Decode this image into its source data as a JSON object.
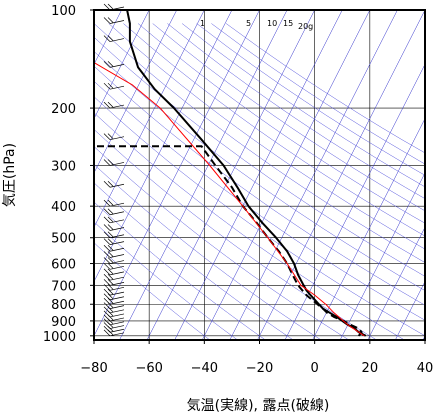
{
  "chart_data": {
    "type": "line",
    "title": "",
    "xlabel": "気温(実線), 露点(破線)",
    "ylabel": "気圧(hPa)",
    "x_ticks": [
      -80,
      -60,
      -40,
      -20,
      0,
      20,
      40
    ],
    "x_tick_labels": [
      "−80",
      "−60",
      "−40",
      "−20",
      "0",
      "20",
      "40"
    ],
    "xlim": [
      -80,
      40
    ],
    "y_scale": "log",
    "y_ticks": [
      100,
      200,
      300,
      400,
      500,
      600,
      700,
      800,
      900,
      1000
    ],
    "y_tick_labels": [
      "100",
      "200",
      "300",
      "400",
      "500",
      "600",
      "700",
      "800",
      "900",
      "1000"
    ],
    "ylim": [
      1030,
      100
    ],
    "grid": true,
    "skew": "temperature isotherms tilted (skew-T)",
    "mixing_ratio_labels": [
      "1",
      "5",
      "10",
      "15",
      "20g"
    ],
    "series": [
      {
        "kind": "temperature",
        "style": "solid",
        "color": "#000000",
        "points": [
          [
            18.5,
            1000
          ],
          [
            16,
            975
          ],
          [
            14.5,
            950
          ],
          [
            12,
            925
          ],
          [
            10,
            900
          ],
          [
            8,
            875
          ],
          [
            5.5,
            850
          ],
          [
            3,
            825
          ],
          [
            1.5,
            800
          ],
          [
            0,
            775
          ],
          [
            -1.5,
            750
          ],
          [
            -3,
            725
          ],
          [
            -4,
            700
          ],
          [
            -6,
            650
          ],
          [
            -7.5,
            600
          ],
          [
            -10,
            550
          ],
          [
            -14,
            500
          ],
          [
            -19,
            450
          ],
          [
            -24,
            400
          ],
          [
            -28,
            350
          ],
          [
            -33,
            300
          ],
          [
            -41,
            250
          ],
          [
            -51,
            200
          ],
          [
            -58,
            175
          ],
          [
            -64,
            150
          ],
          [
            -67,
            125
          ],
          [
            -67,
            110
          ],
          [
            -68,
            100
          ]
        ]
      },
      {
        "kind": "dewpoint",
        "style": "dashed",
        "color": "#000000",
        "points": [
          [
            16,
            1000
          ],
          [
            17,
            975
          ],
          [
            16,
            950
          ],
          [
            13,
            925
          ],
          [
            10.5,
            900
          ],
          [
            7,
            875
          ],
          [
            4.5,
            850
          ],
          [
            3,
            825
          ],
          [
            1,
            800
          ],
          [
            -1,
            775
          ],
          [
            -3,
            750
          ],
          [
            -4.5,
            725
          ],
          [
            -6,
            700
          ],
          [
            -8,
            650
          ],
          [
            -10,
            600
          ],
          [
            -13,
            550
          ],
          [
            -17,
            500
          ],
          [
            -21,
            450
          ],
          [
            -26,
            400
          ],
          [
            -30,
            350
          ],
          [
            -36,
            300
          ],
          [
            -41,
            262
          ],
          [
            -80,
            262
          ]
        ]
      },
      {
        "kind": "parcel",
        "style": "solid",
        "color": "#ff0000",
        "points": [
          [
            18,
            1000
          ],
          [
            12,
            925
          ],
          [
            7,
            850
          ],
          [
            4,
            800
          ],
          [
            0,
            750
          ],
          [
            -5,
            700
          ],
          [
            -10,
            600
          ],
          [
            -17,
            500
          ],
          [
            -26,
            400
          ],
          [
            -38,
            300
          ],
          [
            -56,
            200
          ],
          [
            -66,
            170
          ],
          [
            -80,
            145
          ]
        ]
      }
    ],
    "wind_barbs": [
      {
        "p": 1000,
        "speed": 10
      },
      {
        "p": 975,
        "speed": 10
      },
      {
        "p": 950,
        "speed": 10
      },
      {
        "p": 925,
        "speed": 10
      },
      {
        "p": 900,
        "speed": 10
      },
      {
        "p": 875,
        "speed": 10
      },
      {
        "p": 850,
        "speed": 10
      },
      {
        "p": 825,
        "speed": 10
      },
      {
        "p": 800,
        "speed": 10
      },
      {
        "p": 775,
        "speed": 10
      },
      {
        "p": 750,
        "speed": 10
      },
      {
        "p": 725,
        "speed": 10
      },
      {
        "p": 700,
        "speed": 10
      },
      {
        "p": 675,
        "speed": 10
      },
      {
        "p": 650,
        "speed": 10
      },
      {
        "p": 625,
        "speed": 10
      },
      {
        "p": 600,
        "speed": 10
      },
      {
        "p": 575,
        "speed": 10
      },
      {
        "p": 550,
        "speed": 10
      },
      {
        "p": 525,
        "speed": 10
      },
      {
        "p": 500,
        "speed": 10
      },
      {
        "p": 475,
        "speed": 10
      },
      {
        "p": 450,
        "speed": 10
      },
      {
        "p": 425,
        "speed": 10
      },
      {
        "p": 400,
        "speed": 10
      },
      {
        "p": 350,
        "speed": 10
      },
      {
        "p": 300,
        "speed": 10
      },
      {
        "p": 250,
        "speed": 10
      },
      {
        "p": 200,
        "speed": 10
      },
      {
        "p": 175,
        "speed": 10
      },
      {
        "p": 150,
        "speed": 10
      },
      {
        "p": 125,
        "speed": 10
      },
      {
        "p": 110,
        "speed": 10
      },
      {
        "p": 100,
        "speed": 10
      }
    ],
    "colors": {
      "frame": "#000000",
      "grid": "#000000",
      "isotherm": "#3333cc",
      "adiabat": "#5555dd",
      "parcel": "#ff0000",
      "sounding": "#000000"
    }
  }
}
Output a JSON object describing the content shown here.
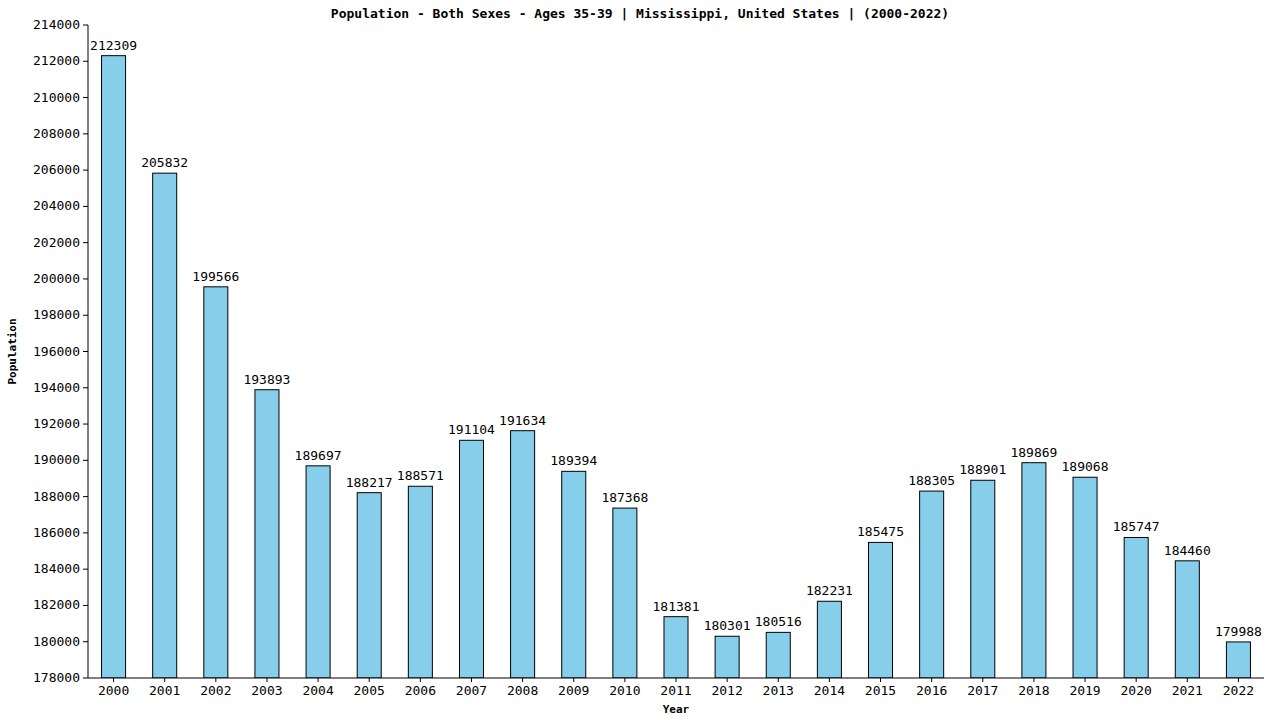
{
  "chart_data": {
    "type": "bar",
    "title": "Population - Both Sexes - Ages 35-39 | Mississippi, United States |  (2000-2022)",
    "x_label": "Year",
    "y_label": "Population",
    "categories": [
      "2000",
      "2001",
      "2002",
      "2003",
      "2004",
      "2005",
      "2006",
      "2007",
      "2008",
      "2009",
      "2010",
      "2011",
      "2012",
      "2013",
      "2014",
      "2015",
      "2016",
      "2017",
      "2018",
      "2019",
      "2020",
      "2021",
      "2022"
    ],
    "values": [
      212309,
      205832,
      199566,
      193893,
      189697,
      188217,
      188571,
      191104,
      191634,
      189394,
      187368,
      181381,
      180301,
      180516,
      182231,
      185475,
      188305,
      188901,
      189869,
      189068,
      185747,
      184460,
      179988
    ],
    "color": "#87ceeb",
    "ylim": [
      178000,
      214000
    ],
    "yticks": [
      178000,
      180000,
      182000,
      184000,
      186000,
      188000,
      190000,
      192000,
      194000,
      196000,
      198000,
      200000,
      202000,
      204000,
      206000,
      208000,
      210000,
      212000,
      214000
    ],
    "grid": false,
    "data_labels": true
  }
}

● **Given exercise**: Repeat the preceding records precisely, and leave every picture out of the copy.

● **Solved problem**:
Decode this image into its source data as a JSON object.
{
  "chart_data": {
    "type": "line",
    "title": "",
    "xlabel": "気温(実線), 露点(破線)",
    "ylabel": "気圧(hPa)",
    "x_ticks": [
      -80,
      -60,
      -40,
      -20,
      0,
      20,
      40
    ],
    "x_tick_labels": [
      "−80",
      "−60",
      "−40",
      "−20",
      "0",
      "20",
      "40"
    ],
    "xlim": [
      -80,
      40
    ],
    "y_scale": "log",
    "y_ticks": [
      100,
      200,
      300,
      400,
      500,
      600,
      700,
      800,
      900,
      1000
    ],
    "y_tick_labels": [
      "100",
      "200",
      "300",
      "400",
      "500",
      "600",
      "700",
      "800",
      "900",
      "1000"
    ],
    "ylim": [
      1030,
      100
    ],
    "grid": true,
    "skew": "temperature isotherms tilted (skew-T)",
    "mixing_ratio_labels": [
      "1",
      "5",
      "10",
      "15",
      "20g"
    ],
    "series": [
      {
        "kind": "temperature",
        "style": "solid",
        "color": "#000000",
        "points": [
          [
            18.5,
            1000
          ],
          [
            16,
            975
          ],
          [
            14.5,
            950
          ],
          [
            12,
            925
          ],
          [
            10,
            900
          ],
          [
            8,
            875
          ],
          [
            5.5,
            850
          ],
          [
            3,
            825
          ],
          [
            1.5,
            800
          ],
          [
            0,
            775
          ],
          [
            -1.5,
            750
          ],
          [
            -3,
            725
          ],
          [
            -4,
            700
          ],
          [
            -6,
            650
          ],
          [
            -7.5,
            600
          ],
          [
            -10,
            550
          ],
          [
            -14,
            500
          ],
          [
            -19,
            450
          ],
          [
            -24,
            400
          ],
          [
            -28,
            350
          ],
          [
            -33,
            300
          ],
          [
            -41,
            250
          ],
          [
            -51,
            200
          ],
          [
            -58,
            175
          ],
          [
            -64,
            150
          ],
          [
            -67,
            125
          ],
          [
            -67,
            110
          ],
          [
            -68,
            100
          ]
        ]
      },
      {
        "kind": "dewpoint",
        "style": "dashed",
        "color": "#000000",
        "points": [
          [
            16,
            1000
          ],
          [
            17,
            975
          ],
          [
            16,
            950
          ],
          [
            13,
            925
          ],
          [
            10.5,
            900
          ],
          [
            7,
            875
          ],
          [
            4.5,
            850
          ],
          [
            3,
            825
          ],
          [
            1,
            800
          ],
          [
            -1,
            775
          ],
          [
            -3,
            750
          ],
          [
            -4.5,
            725
          ],
          [
            -6,
            700
          ],
          [
            -8,
            650
          ],
          [
            -10,
            600
          ],
          [
            -13,
            550
          ],
          [
            -17,
            500
          ],
          [
            -21,
            450
          ],
          [
            -26,
            400
          ],
          [
            -30,
            350
          ],
          [
            -36,
            300
          ],
          [
            -41,
            262
          ],
          [
            -80,
            262
          ]
        ]
      },
      {
        "kind": "parcel",
        "style": "solid",
        "color": "#ff0000",
        "points": [
          [
            18,
            1000
          ],
          [
            12,
            925
          ],
          [
            7,
            850
          ],
          [
            4,
            800
          ],
          [
            0,
            750
          ],
          [
            -5,
            700
          ],
          [
            -10,
            600
          ],
          [
            -17,
            500
          ],
          [
            -26,
            400
          ],
          [
            -38,
            300
          ],
          [
            -56,
            200
          ],
          [
            -66,
            170
          ],
          [
            -80,
            145
          ]
        ]
      }
    ],
    "wind_barbs": [
      {
        "p": 1000,
        "speed": 10
      },
      {
        "p": 975,
        "speed": 10
      },
      {
        "p": 950,
        "speed": 10
      },
      {
        "p": 925,
        "speed": 10
      },
      {
        "p": 900,
        "speed": 10
      },
      {
        "p": 875,
        "speed": 10
      },
      {
        "p": 850,
        "speed": 10
      },
      {
        "p": 825,
        "speed": 10
      },
      {
        "p": 800,
        "speed": 10
      },
      {
        "p": 775,
        "speed": 10
      },
      {
        "p": 750,
        "speed": 10
      },
      {
        "p": 725,
        "speed": 10
      },
      {
        "p": 700,
        "speed": 10
      },
      {
        "p": 675,
        "speed": 10
      },
      {
        "p": 650,
        "speed": 10
      },
      {
        "p": 625,
        "speed": 10
      },
      {
        "p": 600,
        "speed": 10
      },
      {
        "p": 575,
        "speed": 10
      },
      {
        "p": 550,
        "speed": 10
      },
      {
        "p": 525,
        "speed": 10
      },
      {
        "p": 500,
        "speed": 10
      },
      {
        "p": 475,
        "speed": 10
      },
      {
        "p": 450,
        "speed": 10
      },
      {
        "p": 425,
        "speed": 10
      },
      {
        "p": 400,
        "speed": 10
      },
      {
        "p": 350,
        "speed": 10
      },
      {
        "p": 300,
        "speed": 10
      },
      {
        "p": 250,
        "speed": 10
      },
      {
        "p": 200,
        "speed": 10
      },
      {
        "p": 175,
        "speed": 10
      },
      {
        "p": 150,
        "speed": 10
      },
      {
        "p": 125,
        "speed": 10
      },
      {
        "p": 110,
        "speed": 10
      },
      {
        "p": 100,
        "speed": 10
      }
    ],
    "colors": {
      "frame": "#000000",
      "grid": "#000000",
      "isotherm": "#3333cc",
      "adiabat": "#5555dd",
      "parcel": "#ff0000",
      "sounding": "#000000"
    }
  }
}
Output a JSON object describing the content shown here.
{
  "chart_data": {
    "type": "bar",
    "title": "Population - Both Sexes - Ages 35-39 | Mississippi, United States |  (2000-2022)",
    "x_label": "Year",
    "y_label": "Population",
    "categories": [
      "2000",
      "2001",
      "2002",
      "2003",
      "2004",
      "2005",
      "2006",
      "2007",
      "2008",
      "2009",
      "2010",
      "2011",
      "2012",
      "2013",
      "2014",
      "2015",
      "2016",
      "2017",
      "2018",
      "2019",
      "2020",
      "2021",
      "2022"
    ],
    "values": [
      212309,
      205832,
      199566,
      193893,
      189697,
      188217,
      188571,
      191104,
      191634,
      189394,
      187368,
      181381,
      180301,
      180516,
      182231,
      185475,
      188305,
      188901,
      189869,
      189068,
      185747,
      184460,
      179988
    ],
    "color": "#87ceeb",
    "ylim": [
      178000,
      214000
    ],
    "yticks": [
      178000,
      180000,
      182000,
      184000,
      186000,
      188000,
      190000,
      192000,
      194000,
      196000,
      198000,
      200000,
      202000,
      204000,
      206000,
      208000,
      210000,
      212000,
      214000
    ],
    "grid": false,
    "data_labels": true
  }
}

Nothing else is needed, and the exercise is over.